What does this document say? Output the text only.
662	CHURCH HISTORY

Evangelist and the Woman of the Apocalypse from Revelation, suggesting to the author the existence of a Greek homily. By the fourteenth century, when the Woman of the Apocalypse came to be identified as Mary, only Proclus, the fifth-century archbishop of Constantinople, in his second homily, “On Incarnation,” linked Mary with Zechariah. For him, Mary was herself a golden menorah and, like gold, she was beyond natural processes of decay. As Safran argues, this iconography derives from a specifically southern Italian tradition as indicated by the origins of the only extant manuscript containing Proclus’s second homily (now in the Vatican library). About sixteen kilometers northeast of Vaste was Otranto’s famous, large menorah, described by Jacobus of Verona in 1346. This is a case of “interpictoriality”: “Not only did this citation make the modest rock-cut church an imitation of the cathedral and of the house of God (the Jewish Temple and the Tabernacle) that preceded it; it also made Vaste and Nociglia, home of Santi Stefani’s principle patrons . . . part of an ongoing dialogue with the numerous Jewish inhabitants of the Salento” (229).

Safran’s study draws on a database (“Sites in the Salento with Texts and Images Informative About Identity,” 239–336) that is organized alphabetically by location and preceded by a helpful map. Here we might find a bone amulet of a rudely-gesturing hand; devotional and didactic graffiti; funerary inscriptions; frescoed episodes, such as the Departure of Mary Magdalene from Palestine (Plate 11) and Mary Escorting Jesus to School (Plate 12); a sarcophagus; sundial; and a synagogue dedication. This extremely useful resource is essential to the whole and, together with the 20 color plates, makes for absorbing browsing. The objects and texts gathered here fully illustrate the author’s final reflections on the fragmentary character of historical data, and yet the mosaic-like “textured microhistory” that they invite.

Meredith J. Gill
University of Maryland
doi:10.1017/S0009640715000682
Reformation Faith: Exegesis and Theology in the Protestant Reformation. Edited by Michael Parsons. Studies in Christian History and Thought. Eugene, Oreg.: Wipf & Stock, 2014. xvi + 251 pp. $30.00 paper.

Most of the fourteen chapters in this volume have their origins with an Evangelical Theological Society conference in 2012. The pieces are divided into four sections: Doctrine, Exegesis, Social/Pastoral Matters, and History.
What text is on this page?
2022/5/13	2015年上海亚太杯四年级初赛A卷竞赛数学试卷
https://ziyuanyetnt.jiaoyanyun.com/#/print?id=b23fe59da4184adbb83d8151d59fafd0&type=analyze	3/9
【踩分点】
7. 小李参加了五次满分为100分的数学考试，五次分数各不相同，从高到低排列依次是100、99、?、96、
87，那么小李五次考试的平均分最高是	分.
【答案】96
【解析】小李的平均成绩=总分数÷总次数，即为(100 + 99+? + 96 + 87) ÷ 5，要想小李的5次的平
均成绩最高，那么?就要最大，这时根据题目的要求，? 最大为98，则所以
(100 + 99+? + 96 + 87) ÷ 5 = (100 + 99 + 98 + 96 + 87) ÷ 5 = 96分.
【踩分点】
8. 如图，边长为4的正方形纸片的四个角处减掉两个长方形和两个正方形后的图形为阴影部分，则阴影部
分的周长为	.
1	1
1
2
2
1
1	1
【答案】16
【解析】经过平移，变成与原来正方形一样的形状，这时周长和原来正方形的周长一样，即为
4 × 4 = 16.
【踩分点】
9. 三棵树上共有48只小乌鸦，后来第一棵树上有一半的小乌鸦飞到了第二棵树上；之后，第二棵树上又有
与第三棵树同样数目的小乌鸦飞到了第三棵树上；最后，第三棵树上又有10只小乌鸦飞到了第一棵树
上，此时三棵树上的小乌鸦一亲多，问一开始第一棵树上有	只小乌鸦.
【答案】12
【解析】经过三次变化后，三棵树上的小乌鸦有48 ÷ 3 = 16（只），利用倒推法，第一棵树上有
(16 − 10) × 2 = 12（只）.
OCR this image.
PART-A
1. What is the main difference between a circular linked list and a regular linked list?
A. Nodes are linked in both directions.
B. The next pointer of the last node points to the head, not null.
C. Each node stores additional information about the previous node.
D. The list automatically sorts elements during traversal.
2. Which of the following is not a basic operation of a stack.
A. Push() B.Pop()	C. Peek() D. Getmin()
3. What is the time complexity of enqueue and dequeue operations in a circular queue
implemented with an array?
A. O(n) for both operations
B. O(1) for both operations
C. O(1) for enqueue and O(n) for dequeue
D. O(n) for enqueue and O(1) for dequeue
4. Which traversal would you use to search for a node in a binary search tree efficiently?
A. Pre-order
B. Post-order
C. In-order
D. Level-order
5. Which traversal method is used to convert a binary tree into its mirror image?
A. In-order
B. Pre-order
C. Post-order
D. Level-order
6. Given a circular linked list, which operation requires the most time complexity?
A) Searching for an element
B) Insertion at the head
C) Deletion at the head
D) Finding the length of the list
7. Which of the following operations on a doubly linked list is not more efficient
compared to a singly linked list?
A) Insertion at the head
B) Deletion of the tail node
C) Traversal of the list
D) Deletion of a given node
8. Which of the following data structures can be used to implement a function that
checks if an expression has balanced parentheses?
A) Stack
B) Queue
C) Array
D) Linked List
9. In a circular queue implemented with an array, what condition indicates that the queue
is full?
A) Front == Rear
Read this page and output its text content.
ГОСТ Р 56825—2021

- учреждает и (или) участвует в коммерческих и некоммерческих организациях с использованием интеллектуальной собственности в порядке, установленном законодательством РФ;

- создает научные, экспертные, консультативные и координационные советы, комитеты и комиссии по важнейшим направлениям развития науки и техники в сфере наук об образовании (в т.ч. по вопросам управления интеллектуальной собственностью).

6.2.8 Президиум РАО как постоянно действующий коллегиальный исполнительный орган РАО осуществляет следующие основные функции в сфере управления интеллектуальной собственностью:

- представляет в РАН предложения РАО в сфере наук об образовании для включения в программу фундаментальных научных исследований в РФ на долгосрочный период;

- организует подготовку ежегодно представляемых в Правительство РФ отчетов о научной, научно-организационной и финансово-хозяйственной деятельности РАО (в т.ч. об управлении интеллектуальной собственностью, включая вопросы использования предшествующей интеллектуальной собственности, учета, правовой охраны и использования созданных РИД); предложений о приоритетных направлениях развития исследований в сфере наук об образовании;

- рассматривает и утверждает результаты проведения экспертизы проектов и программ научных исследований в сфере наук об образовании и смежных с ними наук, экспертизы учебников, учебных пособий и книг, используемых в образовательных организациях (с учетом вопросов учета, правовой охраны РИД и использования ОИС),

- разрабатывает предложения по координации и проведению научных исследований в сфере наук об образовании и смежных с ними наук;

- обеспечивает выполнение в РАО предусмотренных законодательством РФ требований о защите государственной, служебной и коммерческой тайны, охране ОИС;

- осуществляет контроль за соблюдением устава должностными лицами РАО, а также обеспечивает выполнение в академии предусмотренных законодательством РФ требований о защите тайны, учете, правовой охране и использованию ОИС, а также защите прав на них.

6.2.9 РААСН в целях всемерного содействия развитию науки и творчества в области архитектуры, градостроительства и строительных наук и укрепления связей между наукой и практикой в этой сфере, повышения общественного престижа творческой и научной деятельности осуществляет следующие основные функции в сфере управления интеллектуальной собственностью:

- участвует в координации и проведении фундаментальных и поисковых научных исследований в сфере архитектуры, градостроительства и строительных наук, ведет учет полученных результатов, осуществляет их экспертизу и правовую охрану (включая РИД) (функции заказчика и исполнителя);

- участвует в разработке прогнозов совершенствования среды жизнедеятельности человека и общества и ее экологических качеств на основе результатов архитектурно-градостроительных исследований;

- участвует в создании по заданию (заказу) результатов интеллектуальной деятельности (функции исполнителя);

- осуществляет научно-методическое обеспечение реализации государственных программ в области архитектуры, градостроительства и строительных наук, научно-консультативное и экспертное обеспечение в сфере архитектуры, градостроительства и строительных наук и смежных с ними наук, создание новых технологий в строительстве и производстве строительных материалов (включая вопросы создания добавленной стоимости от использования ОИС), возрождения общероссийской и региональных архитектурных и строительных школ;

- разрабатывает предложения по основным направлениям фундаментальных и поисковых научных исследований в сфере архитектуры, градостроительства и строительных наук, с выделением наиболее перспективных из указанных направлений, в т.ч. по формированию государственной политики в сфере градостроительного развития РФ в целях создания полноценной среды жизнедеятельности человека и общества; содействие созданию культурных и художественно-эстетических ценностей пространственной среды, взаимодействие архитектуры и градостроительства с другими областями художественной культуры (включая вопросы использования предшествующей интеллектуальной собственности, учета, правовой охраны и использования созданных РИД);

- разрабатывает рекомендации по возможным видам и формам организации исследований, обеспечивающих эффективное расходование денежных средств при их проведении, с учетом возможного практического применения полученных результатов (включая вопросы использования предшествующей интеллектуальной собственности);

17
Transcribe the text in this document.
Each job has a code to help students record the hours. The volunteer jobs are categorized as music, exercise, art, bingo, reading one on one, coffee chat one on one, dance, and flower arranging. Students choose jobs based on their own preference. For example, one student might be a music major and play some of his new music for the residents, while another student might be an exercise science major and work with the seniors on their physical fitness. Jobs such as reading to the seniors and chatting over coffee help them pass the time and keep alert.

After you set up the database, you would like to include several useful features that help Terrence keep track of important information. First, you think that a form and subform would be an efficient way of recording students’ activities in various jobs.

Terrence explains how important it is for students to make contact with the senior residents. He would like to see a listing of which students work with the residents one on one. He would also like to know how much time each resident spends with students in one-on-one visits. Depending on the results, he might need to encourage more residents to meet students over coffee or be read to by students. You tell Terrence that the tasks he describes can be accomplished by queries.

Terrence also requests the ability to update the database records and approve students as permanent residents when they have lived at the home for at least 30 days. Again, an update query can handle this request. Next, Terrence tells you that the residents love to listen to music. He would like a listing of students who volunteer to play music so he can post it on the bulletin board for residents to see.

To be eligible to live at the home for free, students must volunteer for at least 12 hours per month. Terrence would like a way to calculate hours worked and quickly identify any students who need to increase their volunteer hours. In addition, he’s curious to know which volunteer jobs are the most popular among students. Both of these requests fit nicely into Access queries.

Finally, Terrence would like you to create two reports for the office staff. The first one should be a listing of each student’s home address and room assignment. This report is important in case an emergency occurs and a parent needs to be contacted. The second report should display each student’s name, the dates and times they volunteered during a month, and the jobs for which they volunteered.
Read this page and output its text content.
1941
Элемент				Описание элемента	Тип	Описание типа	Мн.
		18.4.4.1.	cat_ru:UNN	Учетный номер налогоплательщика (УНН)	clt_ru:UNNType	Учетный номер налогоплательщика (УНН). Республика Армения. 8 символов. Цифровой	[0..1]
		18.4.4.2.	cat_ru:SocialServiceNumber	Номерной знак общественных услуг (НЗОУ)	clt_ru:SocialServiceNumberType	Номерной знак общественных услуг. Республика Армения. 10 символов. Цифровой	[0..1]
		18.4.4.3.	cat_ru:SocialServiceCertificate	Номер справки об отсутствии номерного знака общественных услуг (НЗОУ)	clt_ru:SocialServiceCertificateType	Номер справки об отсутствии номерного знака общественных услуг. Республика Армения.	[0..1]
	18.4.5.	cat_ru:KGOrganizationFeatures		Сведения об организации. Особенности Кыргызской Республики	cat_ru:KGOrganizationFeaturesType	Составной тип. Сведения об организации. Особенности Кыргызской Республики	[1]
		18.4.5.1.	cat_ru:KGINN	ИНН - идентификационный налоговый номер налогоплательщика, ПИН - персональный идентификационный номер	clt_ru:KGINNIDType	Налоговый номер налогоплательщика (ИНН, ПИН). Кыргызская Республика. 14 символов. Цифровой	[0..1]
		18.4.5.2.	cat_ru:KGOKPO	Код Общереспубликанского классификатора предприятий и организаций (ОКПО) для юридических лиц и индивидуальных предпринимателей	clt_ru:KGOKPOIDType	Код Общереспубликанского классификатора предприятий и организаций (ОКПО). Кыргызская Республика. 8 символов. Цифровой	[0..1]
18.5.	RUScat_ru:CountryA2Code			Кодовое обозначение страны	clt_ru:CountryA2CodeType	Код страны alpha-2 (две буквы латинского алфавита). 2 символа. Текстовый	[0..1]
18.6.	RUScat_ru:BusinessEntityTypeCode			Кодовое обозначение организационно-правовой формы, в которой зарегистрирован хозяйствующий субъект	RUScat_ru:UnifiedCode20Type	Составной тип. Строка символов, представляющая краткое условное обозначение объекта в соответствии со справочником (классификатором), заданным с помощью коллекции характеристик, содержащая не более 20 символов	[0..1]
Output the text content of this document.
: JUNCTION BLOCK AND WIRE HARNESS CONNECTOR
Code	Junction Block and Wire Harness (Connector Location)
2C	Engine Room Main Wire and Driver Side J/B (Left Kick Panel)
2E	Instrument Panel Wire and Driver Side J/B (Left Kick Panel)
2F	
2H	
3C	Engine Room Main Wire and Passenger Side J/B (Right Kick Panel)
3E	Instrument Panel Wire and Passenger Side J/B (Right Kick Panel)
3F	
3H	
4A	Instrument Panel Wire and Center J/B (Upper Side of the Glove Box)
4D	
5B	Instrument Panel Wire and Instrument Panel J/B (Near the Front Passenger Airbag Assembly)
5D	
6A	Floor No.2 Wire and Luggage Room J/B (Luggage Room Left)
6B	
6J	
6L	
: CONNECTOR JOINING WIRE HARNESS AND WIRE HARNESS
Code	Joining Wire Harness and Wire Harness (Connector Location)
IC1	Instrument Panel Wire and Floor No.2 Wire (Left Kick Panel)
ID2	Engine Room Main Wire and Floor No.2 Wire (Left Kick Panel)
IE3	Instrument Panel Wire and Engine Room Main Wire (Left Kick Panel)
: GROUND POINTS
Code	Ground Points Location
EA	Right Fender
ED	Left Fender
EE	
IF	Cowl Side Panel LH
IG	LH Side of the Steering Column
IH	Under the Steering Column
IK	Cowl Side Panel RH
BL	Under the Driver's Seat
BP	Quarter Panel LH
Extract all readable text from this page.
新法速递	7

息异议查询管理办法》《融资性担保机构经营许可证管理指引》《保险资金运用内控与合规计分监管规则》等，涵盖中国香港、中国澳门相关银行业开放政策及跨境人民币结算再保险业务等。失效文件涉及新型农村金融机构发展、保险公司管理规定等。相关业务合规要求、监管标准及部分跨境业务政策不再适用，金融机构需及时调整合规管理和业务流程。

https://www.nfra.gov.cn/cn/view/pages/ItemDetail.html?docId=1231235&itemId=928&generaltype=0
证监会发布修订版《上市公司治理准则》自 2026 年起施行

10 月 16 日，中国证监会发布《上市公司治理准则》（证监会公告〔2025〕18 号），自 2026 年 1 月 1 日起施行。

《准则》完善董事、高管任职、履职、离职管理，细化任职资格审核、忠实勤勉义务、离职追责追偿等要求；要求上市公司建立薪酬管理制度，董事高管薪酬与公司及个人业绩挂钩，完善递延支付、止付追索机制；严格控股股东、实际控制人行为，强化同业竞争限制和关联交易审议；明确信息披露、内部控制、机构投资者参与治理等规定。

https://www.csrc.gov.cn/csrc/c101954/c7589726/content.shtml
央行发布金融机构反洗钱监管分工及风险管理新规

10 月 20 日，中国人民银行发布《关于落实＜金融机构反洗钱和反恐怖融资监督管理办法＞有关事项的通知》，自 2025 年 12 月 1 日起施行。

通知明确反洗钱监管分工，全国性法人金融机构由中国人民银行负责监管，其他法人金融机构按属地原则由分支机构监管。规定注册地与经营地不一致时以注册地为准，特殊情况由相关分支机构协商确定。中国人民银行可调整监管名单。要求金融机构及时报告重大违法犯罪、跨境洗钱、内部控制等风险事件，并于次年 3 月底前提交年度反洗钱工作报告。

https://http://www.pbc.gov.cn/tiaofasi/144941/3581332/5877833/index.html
====
Stated task:
Find the lines above that include the string "dequeue" and copy them.

Answer to this exercise:
3. What is the time complexity of enqueue and dequeue operations in a circular queue
C. O(1) for enqueue and O(n) for dequeue
D. O(n) for enqueue and O(1) for dequeue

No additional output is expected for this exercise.